• [EXERCISE GOAL]:
Identify all lines in the listing that include the word "near", and copy them out.

Data records
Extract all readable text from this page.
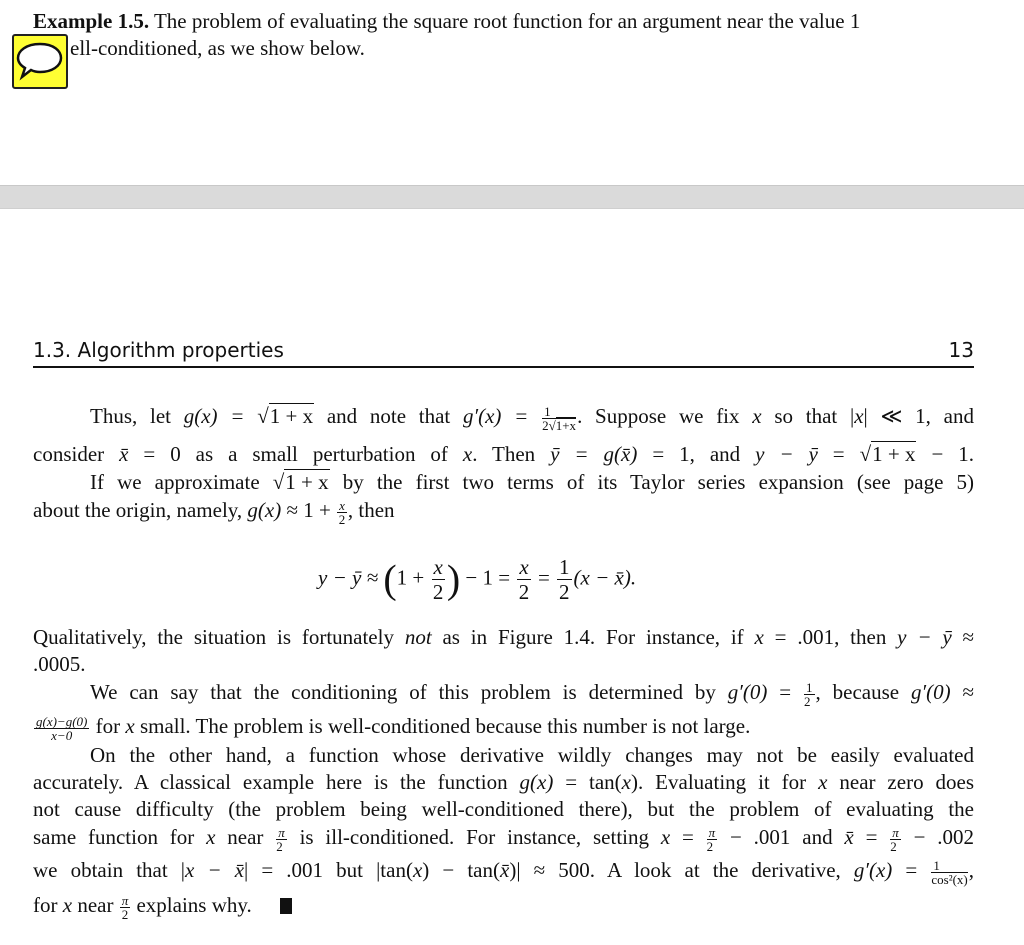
Example 1.5. The problem of evaluating the square root function for an argument near the value 1
ell-conditioned, as we show below.
1.3. Algorithm properties	13
Thus, let g(x) = √1 + x and note that $g'(x) = \frac{1}{2√1+x}$ . Suppose we fix x so that |x| ≪ 1, and
consider x̄ = 0 as a small perturbation of x. Then ȳ = g(x̄) = 1, and y − ȳ = √1 + x − 1.
If we approximate √1 + x by the first two terms of its Taylor series expansion (see page 5)
about the origin, namely, $g(x) \approx 1 + \frac{x}{2}$ , then
y − ȳ ≈ ($1 + \frac{x}{2}$ ) − $1 = \frac{x}{2} = \frac{1}{2} (x$ − x̄).
Qualitatively, the situation is fortunately not as in Figure 1.4. For instance, if x = .001, then y − ȳ ≈
.0005.
We can say that the conditioning of this problem is determined by $g'(0) = \frac{1}{2}$ , because g′(0) ≈
$\frac{g(x)-g(0)}{x-0}$ for x small. The problem is well-conditioned because this number is not large.
On the other hand, a function whose derivative wildly changes may not be easily evaluated
accurately. A classical example here is the function g(x) = tan(x). Evaluating it for x near zero does
not cause difficulty (the problem being well-conditioned there), but the problem of evaluating the
same function for x near $\frac{\pi}{2}$ is ill-conditioned. For instance, setting $x = \frac{\pi}{2} - .001$ and x̄ = $\frac{\pi}{2} - .002$
we obtain that |x − x̄| = .001 but |tan(x) − tan(x̄)| ≈ 500. A look at the derivative, $g'(x) = \frac{1}{\text{cos²(x)}}$ ,
for x near $\frac{\pi}{2}$ explains why.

• [COMPLETE OUTPUT]:
Example 1.5. The problem of evaluating the square root function for an argument near the value 1
accurately. A classical example here is the function g(x) = tan(x). Evaluating it for x near zero does
same function for x near $\frac{\pi}{2}$ is ill-conditioned. For instance, setting $x = \frac{\pi}{2} - .001$ and x̄ = $\frac{\pi}{2} - .002$
for x near $\frac{\pi}{2}$ explains why.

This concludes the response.